Directions:
Could you transcribe the material below exactly, without leaving out a single line?

---------- Dataset rows ----------

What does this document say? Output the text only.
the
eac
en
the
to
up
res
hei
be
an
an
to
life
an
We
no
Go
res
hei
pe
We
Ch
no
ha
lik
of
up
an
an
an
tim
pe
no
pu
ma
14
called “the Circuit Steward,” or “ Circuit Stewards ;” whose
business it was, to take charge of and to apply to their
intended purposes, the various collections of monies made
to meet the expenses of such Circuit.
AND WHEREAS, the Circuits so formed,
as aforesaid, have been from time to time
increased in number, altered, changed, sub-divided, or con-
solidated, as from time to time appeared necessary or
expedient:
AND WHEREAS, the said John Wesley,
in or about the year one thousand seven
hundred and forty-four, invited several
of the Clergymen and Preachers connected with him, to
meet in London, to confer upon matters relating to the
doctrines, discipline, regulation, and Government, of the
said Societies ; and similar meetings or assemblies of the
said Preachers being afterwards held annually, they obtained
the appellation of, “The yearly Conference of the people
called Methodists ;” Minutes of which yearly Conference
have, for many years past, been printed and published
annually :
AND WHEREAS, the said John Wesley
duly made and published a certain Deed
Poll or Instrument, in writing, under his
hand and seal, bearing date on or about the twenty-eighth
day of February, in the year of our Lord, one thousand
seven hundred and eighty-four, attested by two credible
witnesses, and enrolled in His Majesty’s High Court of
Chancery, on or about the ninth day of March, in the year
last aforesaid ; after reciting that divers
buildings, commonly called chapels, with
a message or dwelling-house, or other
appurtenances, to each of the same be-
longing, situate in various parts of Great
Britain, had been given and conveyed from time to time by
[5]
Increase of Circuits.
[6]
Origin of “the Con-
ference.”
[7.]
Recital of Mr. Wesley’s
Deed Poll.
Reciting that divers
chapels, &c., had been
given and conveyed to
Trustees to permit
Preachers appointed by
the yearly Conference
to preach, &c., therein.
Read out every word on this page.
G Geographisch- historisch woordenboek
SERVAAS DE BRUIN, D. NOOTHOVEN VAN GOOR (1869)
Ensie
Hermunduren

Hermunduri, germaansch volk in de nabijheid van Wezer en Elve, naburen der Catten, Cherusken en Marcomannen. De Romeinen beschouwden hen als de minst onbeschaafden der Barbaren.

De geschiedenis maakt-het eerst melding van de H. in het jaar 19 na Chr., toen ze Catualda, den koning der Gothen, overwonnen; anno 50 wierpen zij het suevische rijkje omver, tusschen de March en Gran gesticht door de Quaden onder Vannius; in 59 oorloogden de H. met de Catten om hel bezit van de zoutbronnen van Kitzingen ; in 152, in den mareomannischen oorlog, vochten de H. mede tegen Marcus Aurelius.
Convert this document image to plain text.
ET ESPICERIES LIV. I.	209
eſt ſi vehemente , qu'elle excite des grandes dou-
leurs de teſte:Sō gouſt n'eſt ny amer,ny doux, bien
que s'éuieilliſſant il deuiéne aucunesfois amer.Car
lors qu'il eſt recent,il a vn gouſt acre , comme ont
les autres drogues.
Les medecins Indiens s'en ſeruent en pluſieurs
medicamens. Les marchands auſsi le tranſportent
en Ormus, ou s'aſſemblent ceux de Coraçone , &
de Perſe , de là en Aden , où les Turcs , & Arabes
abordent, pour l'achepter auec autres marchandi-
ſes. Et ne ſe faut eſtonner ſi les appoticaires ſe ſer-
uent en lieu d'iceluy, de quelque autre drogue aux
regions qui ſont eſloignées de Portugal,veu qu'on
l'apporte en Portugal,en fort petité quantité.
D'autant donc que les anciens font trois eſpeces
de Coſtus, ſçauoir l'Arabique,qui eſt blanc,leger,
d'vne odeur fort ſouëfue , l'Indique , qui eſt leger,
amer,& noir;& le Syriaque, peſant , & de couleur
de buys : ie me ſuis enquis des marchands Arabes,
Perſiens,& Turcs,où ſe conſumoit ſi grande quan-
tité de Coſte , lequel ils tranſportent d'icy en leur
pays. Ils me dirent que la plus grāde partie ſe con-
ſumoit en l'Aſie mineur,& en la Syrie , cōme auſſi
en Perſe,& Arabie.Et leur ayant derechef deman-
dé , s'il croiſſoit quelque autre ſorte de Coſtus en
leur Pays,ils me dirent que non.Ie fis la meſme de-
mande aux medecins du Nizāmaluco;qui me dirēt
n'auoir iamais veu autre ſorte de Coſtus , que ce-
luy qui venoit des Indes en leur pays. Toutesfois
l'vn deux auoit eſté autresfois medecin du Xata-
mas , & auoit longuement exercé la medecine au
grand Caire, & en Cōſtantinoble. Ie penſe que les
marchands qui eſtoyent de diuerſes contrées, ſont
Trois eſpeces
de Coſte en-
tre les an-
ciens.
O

----------

Response to this exercise:
What does this document say? Output the text only.
the
eac
en
the
to
up
res
hei
be
an
an
to
life
an
We
no
Go
res
hei
pe
We
Ch
no
ha
lik
of
up
an
an
an
tim
pe
no
pu
ma
14
called “the Circuit Steward,” or “ Circuit Stewards ;” whose
business it was, to take charge of and to apply to their
intended purposes, the various collections of monies made
to meet the expenses of such Circuit.
AND WHEREAS, the Circuits so formed,
as aforesaid, have been from time to time
increased in number, altered, changed, sub-divided, or con-
solidated, as from time to time appeared necessary or
expedient:
AND WHEREAS, the said John Wesley,
in or about the year one thousand seven
hundred and forty-four, invited several
of the Clergymen and Preachers connected with him, to
meet in London, to confer upon matters relating to the
doctrines, discipline, regulation, and Government, of the
said Societies ; and similar meetings or assemblies of the
said Preachers being afterwards held annually, they obtained
the appellation of, “The yearly Conference of the people
called Methodists ;” Minutes of which yearly Conference
have, for many years past, been printed and published
annually :
AND WHEREAS, the said John Wesley
duly made and published a certain Deed
Poll or Instrument, in writing, under his
hand and seal, bearing date on or about the twenty-eighth
day of February, in the year of our Lord, one thousand
seven hundred and eighty-four, attested by two credible
witnesses, and enrolled in His Majesty’s High Court of
Chancery, on or about the ninth day of March, in the year
last aforesaid ; after reciting that divers
buildings, commonly called chapels, with
a message or dwelling-house, or other
appurtenances, to each of the same be-
longing, situate in various parts of Great
Britain, had been given and conveyed from time to time by
[5]
Increase of Circuits.
[6]
Origin of “the Con-
ference.”
[7.]
Recital of Mr. Wesley’s
Deed Poll.
Reciting that divers
chapels, &c., had been
given and conveyed to
Trustees to permit
Preachers appointed by
the yearly Conference
to preach, &c., therein.
Read out every word on this page.
G Geographisch- historisch woordenboek
SERVAAS DE BRUIN, D. NOOTHOVEN VAN GOOR (1869)
Ensie
Hermunduren

Hermunduri, germaansch volk in de nabijheid van Wezer en Elve, naburen der Catten, Cherusken en Marcomannen. De Romeinen beschouwden hen als de minst onbeschaafden der Barbaren.

De geschiedenis maakt-het eerst melding van de H. in het jaar 19 na Chr., toen ze Catualda, den koning der Gothen, overwonnen; anno 50 wierpen zij het suevische rijkje omver, tusschen de March en Gran gesticht door de Quaden onder Vannius; in 59 oorloogden de H. met de Catten om hel bezit van de zoutbronnen van Kitzingen ; in 152, in den mareomannischen oorlog, vochten de H. mede tegen Marcus Aurelius.
Convert this document image to plain text.
ET ESPICERIES LIV. I.	209
eſt ſi vehemente , qu'elle excite des grandes dou-
leurs de teſte:Sō gouſt n'eſt ny amer,ny doux, bien
que s'éuieilliſſant il deuiéne aucunesfois amer.Car
lors qu'il eſt recent,il a vn gouſt acre , comme ont
les autres drogues.
Les medecins Indiens s'en ſeruent en pluſieurs
medicamens. Les marchands auſsi le tranſportent
en Ormus, ou s'aſſemblent ceux de Coraçone , &
de Perſe , de là en Aden , où les Turcs , & Arabes
abordent, pour l'achepter auec autres marchandi-
ſes. Et ne ſe faut eſtonner ſi les appoticaires ſe ſer-
uent en lieu d'iceluy, de quelque autre drogue aux
regions qui ſont eſloignées de Portugal,veu qu'on
l'apporte en Portugal,en fort petité quantité.
D'autant donc que les anciens font trois eſpeces
de Coſtus, ſçauoir l'Arabique,qui eſt blanc,leger,
d'vne odeur fort ſouëfue , l'Indique , qui eſt leger,
amer,& noir;& le Syriaque, peſant , & de couleur
de buys : ie me ſuis enquis des marchands Arabes,
Perſiens,& Turcs,où ſe conſumoit ſi grande quan-
tité de Coſte , lequel ils tranſportent d'icy en leur
pays. Ils me dirent que la plus grāde partie ſe con-
ſumoit en l'Aſie mineur,& en la Syrie , cōme auſſi
en Perſe,& Arabie.Et leur ayant derechef deman-
dé , s'il croiſſoit quelque autre ſorte de Coſtus en
leur Pays,ils me dirent que non.Ie fis la meſme de-
mande aux medecins du Nizāmaluco;qui me dirēt
n'auoir iamais veu autre ſorte de Coſtus , que ce-
luy qui venoit des Indes en leur pays. Toutesfois
l'vn deux auoit eſté autresfois medecin du Xata-
mas , & auoit longuement exercé la medecine au
grand Caire, & en Cōſtantinoble. Ie penſe que les
marchands qui eſtoyent de diuerſes contrées, ſont
Trois eſpeces
de Coſte en-
tre les an-
ciens.
O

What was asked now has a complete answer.